AIM OF THE EXERCISE = Restate each of the lines below word for word and drop every picture.

RECORDS FOR THE EXERCISE =
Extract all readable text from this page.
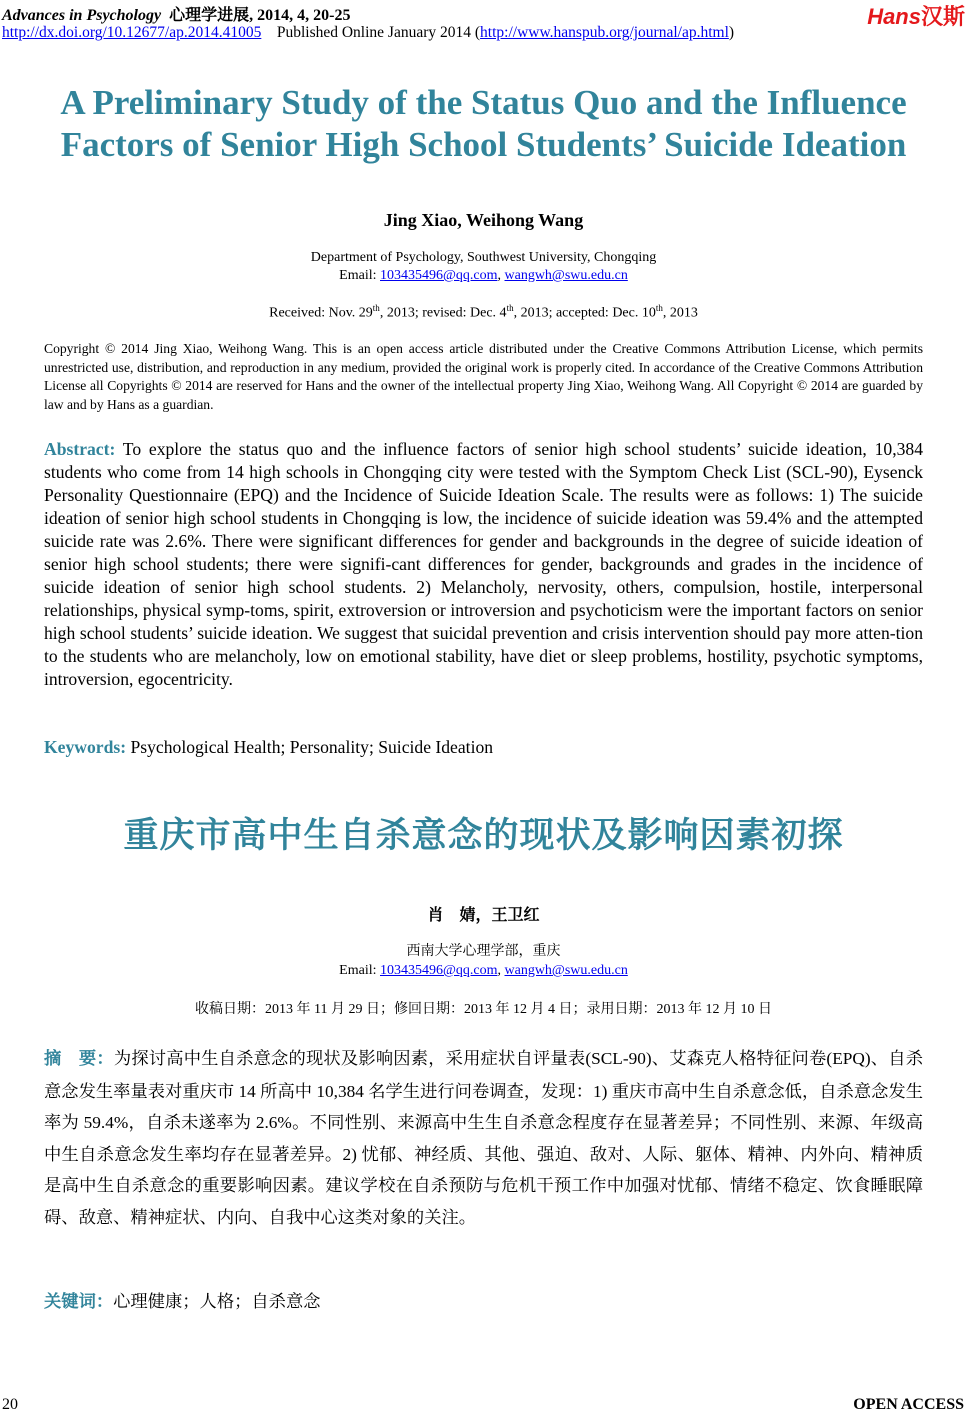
Advances in Psychology 心理学进展, 2014, 4, 20-25
http://dx.doi.org/10.12677/ap.2014.41005 Published Online January 2014 (http://www.hanspub.org/journal/ap.html)
Hans汉斯
A Preliminary Study of the Status Quo and the Influence
Factors of Senior High School Students’ Suicide Ideation
Jing Xiao, Weihong Wang
Department of Psychology, Southwest University, Chongqing
Email: 103435496@qq.com, wangwh@swu.edu.cn
Received: Nov. 29th, 2013; revised: Dec. 4th, 2013; accepted: Dec. 10th, 2013
Copyright © 2014 Jing Xiao, Weihong Wang. This is an open access article distributed under the Creative Commons Attribution License, which permits unrestricted use, distribution, and reproduction in any medium, provided the original work is properly cited. In accordance of the Creative Commons Attribution License all Copyrights © 2014 are reserved for Hans and the owner of the intellectual property Jing Xiao, Weihong Wang. All Copyright © 2014 are guarded by law and by Hans as a guardian.
Abstract: To explore the status quo and the influence factors of senior high school students’ suicide ideation, 10,384 students who come from 14 high schools in Chongqing city were tested with the Symptom Check List (SCL-90), Eysenck Personality Questionnaire (EPQ) and the Incidence of Suicide Ideation Scale. The results were as follows: 1) The suicide ideation of senior high school students in Chongqing is low, the incidence of suicide ideation was 59.4% and the attempted suicide rate was 2.6%. There were significant differences for gender and backgrounds in the degree of suicide ideation of senior high school students; there were signifi-cant differences for gender, backgrounds and grades in the incidence of suicide ideation of senior high school students. 2) Melancholy, nervosity, others, compulsion, hostile, interpersonal relationships, physical symp-toms, spirit, extroversion or introversion and psychoticism were the important factors on senior high school students’ suicide ideation. We suggest that suicidal prevention and crisis intervention should pay more atten-tion to the students who are melancholy, low on emotional stability, have diet or sleep problems, hostility, psychotic symptoms, introversion, egocentricity.
Keywords: Psychological Health; Personality; Suicide Ideation
重庆市高中生自杀意念的现状及影响因素初探
肖　婧，王卫红
西南大学心理学部，重庆
Email: 103435496@qq.com, wangwh@swu.edu.cn
收稿日期：2013 年 11 月 29 日；修回日期：2013 年 12 月 4 日；录用日期：2013 年 12 月 10 日
摘　要：为探讨高中生自杀意念的现状及影响因素，采用症状自评量表(SCL-90)、艾森克人格特征问卷(EPQ)、自杀意念发生率量表对重庆市 14 所高中 10,384 名学生进行问卷调查，发现：1) 重庆市高中生自杀意念低，自杀意念发生率为 59.4%，自杀未遂率为 2.6%。不同性别、来源高中生生自杀意念程度存在显著差异；不同性别、来源、年级高中生自杀意念发生率均存在显著差异。2) 忧郁、神经质、其他、强迫、敌对、人际、躯体、精神、内外向、精神质是高中生自杀意念的重要影响因素。建议学校在自杀预防与危机干预工作中加强对忧郁、情绪不稳定、饮食睡眠障碍、敌意、精神症状、内向、自我中心这类对象的关注。
关键词：心理健康；人格；自杀意念
20	OPEN ACCESS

EXERCISE RESPONSE =
Extract all readable text from this page.
Advances in Psychology 心理学进展, 2014, 4, 20-25
http://dx.doi.org/10.12677/ap.2014.41005 Published Online January 2014 (http://www.hanspub.org/journal/ap.html)
Hans汉斯
A Preliminary Study of the Status Quo and the Influence
Factors of Senior High School Students’ Suicide Ideation
Jing Xiao, Weihong Wang
Department of Psychology, Southwest University, Chongqing
Email: 103435496@qq.com, wangwh@swu.edu.cn
Received: Nov. 29th, 2013; revised: Dec. 4th, 2013; accepted: Dec. 10th, 2013
Copyright © 2014 Jing Xiao, Weihong Wang. This is an open access article distributed under the Creative Commons Attribution License, which permits unrestricted use, distribution, and reproduction in any medium, provided the original work is properly cited. In accordance of the Creative Commons Attribution License all Copyrights © 2014 are reserved for Hans and the owner of the intellectual property Jing Xiao, Weihong Wang. All Copyright © 2014 are guarded by law and by Hans as a guardian.
Abstract: To explore the status quo and the influence factors of senior high school students’ suicide ideation, 10,384 students who come from 14 high schools in Chongqing city were tested with the Symptom Check List (SCL-90), Eysenck Personality Questionnaire (EPQ) and the Incidence of Suicide Ideation Scale. The results were as follows: 1) The suicide ideation of senior high school students in Chongqing is low, the incidence of suicide ideation was 59.4% and the attempted suicide rate was 2.6%. There were significant differences for gender and backgrounds in the degree of suicide ideation of senior high school students; there were signifi-cant differences for gender, backgrounds and grades in the incidence of suicide ideation of senior high school students. 2) Melancholy, nervosity, others, compulsion, hostile, interpersonal relationships, physical symp-toms, spirit, extroversion or introversion and psychoticism were the important factors on senior high school students’ suicide ideation. We suggest that suicidal prevention and crisis intervention should pay more atten-tion to the students who are melancholy, low on emotional stability, have diet or sleep problems, hostility, psychotic symptoms, introversion, egocentricity.
Keywords: Psychological Health; Personality; Suicide Ideation
重庆市高中生自杀意念的现状及影响因素初探
肖　婧，王卫红
西南大学心理学部，重庆
Email: 103435496@qq.com, wangwh@swu.edu.cn
收稿日期：2013 年 11 月 29 日；修回日期：2013 年 12 月 4 日；录用日期：2013 年 12 月 10 日
摘　要：为探讨高中生自杀意念的现状及影响因素，采用症状自评量表(SCL-90)、艾森克人格特征问卷(EPQ)、自杀意念发生率量表对重庆市 14 所高中 10,384 名学生进行问卷调查，发现：1) 重庆市高中生自杀意念低，自杀意念发生率为 59.4%，自杀未遂率为 2.6%。不同性别、来源高中生生自杀意念程度存在显著差异；不同性别、来源、年级高中生自杀意念发生率均存在显著差异。2) 忧郁、神经质、其他、强迫、敌对、人际、躯体、精神、内外向、精神质是高中生自杀意念的重要影响因素。建议学校在自杀预防与危机干预工作中加强对忧郁、情绪不稳定、饮食睡眠障碍、敌意、精神症状、内向、自我中心这类对象的关注。
关键词：心理健康；人格；自杀意念
20	OPEN ACCESS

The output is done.